Linda Todd Bush’s first published novel, Voice Across Time was released earlier this month. It is the story of a young woman, Abby Peters, who is a member of The Church of Jesus Christ of Latter-day Saints, but along with her parents has been inactive since she was a child. She is in love with an up-and-coming, young attorney who works in her father’s Denver law firm. After the death of her grandmother, she takes time off from her own busy career to travel to St. George, Utah, to pack up her grandmother’s house and get it ready to sell.
When Abby arrives in St. George, she renews acquaintance with her grandmother’s elderly neighbor, her own childhood summer vacation friend, and a young doctor who is her friend’s husband’s best friend. He was also her grandmother’s doctor.
Packing up the house becomes a more formidable task than she had envisioned and she often struggles with memories of wonderful summers spent in the old house. As she works she gains a deeper appreciation for the generations who have lived in the house since Brigham Young sent her ancestor, Tom Fisher, as one of the first pioneers to settle Dixie, and learns it was he who built the house.
Before the house can be put on the market, the yard needs to be trimmed and pruned as well. It is here that she becomes friends with the doctor who volunteers his time off and his pickup truck to haul off tree limbs, etc., to the dump. Little by little she is drawn back into attending Church and thinking about her life from an eternal perspective. She feels drawn to the helpful doctor and to the Church but is confused by the strong feelings she has for her almost-fiancé back in Denver who calls her daily and lets her know how anxious he is for her return to the city.

STATED TASK A —
Reproduce the part of the Voice Across Time summary that opens with the words containing "When Abby arrives" and closes with "built the house.".
STATED TASK B —
For each statement, say whether the Voice Across Time summary agrees with it, answering yes or no and quoting the deciding words. (i) Abby's father has a law firm in Denver. (ii) Abby finds packing up the house easier than she expected. (iii) The young doctor had also been Abby's grandmother's doctor.
STATED TASK C —
Write the next part of the Voice Across Time summary, picking up after its last sentence.
None of the data is needed.

STORED RECORDS —

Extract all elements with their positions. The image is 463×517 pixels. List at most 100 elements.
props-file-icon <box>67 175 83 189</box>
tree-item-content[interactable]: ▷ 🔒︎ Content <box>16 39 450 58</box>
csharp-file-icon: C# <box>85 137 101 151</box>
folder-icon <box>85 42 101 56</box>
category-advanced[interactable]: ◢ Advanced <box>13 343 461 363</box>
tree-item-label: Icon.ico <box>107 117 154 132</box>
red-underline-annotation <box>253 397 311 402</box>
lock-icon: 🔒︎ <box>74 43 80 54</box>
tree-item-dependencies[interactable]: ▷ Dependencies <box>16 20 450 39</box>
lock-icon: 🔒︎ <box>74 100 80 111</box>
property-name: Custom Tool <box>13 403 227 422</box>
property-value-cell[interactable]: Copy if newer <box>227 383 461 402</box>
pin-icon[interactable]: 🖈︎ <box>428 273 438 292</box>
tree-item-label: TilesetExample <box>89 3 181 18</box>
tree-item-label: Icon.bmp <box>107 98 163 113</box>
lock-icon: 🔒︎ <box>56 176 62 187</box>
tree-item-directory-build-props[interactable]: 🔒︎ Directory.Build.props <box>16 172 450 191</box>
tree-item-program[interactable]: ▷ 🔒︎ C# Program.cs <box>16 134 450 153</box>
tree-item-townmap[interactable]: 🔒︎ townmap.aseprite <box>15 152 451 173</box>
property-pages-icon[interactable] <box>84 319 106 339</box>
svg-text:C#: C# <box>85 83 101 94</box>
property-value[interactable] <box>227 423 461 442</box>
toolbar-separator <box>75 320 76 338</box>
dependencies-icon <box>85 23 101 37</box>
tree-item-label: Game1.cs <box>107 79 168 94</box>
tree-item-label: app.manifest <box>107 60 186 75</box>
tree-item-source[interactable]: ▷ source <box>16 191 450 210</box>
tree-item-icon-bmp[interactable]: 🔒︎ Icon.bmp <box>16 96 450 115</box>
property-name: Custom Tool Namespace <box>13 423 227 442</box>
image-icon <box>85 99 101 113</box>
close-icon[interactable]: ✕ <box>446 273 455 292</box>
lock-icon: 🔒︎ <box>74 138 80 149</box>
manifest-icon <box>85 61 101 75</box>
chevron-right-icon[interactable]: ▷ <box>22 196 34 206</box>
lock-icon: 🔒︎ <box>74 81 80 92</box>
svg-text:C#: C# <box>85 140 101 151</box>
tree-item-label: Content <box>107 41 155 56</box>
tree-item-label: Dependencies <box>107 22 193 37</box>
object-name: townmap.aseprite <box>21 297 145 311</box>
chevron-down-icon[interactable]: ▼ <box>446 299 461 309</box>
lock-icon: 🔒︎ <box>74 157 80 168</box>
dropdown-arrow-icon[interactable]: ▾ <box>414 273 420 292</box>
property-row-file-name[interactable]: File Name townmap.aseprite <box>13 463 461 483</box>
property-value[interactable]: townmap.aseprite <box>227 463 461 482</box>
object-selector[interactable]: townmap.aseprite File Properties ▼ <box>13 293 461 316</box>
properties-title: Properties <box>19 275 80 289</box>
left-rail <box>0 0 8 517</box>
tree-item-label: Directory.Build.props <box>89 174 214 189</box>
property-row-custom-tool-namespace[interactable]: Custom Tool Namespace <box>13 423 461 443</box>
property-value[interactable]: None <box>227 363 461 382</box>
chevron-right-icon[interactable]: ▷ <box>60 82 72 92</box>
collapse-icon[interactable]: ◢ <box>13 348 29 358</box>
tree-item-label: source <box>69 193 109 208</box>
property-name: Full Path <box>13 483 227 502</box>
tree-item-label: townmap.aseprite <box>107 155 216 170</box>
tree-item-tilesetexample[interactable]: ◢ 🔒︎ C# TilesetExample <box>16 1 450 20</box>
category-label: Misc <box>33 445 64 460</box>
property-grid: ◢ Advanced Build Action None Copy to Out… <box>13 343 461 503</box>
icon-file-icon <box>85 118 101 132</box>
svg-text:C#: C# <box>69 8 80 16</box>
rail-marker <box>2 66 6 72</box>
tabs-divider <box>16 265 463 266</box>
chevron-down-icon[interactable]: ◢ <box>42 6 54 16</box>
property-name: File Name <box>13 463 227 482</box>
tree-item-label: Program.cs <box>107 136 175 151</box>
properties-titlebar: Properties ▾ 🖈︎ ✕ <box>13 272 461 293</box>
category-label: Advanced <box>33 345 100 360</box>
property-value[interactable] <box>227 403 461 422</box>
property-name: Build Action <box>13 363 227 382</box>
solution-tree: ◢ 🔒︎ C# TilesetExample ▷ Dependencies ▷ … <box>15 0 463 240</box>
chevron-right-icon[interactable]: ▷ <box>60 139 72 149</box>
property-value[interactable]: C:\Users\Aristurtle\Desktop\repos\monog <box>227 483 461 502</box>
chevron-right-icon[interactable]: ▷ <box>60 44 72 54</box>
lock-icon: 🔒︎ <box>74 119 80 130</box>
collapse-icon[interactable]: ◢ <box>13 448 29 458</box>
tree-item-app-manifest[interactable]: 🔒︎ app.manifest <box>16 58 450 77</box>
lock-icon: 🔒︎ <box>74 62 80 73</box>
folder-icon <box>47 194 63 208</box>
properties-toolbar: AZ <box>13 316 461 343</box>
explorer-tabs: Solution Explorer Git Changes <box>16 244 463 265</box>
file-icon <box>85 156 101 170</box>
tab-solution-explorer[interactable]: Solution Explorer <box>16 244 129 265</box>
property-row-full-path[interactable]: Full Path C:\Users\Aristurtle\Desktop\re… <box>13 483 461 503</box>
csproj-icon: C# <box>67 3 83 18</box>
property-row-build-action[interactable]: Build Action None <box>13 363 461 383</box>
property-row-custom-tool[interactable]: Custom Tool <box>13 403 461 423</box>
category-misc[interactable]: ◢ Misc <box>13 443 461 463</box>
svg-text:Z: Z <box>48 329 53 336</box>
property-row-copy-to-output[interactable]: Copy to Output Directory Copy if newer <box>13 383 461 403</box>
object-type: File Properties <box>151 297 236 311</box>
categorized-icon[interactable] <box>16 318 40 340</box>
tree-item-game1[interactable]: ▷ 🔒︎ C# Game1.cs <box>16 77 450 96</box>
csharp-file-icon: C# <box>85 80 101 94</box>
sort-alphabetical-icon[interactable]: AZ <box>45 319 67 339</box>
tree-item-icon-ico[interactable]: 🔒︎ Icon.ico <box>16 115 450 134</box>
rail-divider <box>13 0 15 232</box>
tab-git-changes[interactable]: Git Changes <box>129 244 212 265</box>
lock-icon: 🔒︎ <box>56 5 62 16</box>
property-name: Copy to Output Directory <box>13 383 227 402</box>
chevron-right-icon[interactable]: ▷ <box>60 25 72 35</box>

--

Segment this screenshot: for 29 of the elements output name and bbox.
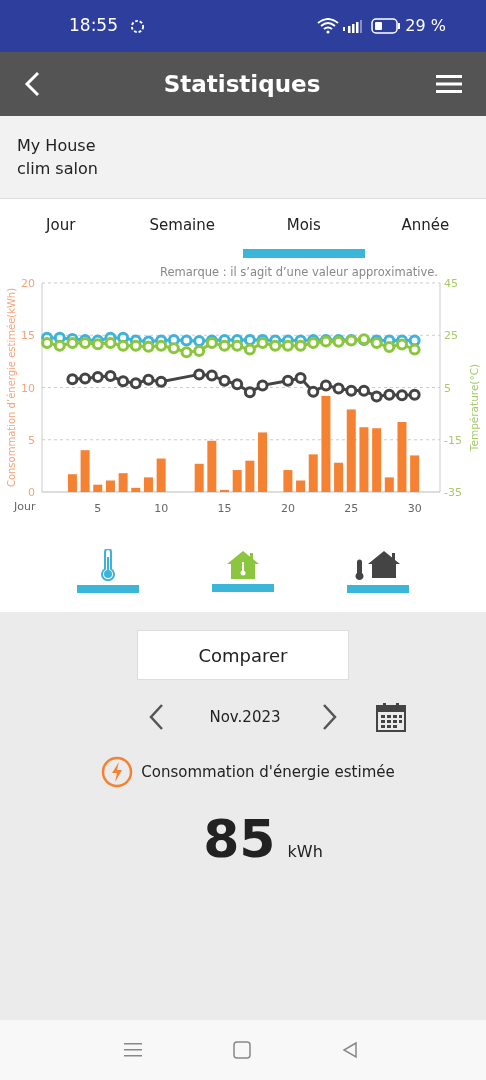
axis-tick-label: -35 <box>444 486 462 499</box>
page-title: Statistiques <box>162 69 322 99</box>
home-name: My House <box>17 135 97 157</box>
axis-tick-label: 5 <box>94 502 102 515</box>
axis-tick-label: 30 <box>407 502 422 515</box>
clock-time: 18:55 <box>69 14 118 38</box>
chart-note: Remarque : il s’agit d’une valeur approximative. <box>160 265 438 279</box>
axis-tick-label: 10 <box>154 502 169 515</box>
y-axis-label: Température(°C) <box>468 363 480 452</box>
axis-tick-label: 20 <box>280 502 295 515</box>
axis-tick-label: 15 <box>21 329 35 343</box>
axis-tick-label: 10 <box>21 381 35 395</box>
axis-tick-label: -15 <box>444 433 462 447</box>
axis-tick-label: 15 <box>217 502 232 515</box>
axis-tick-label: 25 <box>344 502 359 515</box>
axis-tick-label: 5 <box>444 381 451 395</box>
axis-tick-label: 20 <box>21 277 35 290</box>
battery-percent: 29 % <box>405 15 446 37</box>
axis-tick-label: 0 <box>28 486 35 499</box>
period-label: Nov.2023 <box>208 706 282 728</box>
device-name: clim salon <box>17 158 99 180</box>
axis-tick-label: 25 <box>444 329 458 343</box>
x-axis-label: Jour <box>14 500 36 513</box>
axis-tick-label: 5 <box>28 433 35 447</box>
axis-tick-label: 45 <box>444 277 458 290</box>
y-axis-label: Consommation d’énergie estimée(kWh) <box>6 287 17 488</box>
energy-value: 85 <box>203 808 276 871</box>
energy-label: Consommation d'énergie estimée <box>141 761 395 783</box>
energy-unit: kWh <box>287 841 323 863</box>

RESULT A —
When Abby arrives in St. George, she renews acquaintance with her grandmother’s elderly neighbor, her own childhood summer vacation friend, and a young doctor who is her friend’s husband’s best friend. He was also her grandmother’s doctor.
Packing up the house becomes a more formidable task than she had envisioned and she often struggles with memories of wonderful summers spent in the old house. As she works she gains a deeper appreciation for the generations who have lived in the house since Brigham Young sent her ancestor, Tom Fisher, as one of the first pioneers to settle Dixie, and learns it was he who built the house.

RESULT B —
(i) Yes: "works in her father’s Denver law firm"
(ii) No: "Packing up the house becomes a more formidable task than she had envisioned"
(iii) Yes: "He was also her grandmother’s doctor."

RESULT C —
Along with the modern awakening of spirit Abby goes through, a second story runs parallel to Abby’s story. This story goes back to the 1840s and is the conversion story of Catherine, who joined the Church in England, was cut off from her parents, and married a young man aboard a ship bound for Nauvoo. When Abby finds a photo of Catherine, she is puzzled by who the mysterious young woman might have been and is disappointed to discover Catherine’s name doesn’t appear in any of Abby’s grandmother’s genealogy records. Still she feels drawn to her and feels they have some sort of connection.
This novel is unabashedly a conversion story, one that carries the reader step by step through an awakening of a desire to know what is truth to the culmination of discovering a real testimony. It has a nice conflicted romance. It is beautifully written and almost literary, invites a great deal of thought and pondering, but is slow. There is not a lot of action and the plot line is predictable. It is more about the process than the achievement of self-discovery, of testimony, and of learning the meaning of lasting worth.
I enjoyed this novel, yet became frustrated with the cumbersome attention to detail in every scene. Though I felt it could have been greatly shortened, I still found the slower pace gave time to think and evaluate the choices faced by both Abby and Catherine as they gained testimonies and made hard choices, including disappointing good people who loved them, but who did not understand the importance of each young woman’s faith.
Bush handles all three settings well; the English village, Denver, and St. George.
Linda Todd Bush has had years of experience writing software training manuals and found writing a novel a welcome change. She loves to travel and to be with her family. She currently lives in Hurricane, Utah.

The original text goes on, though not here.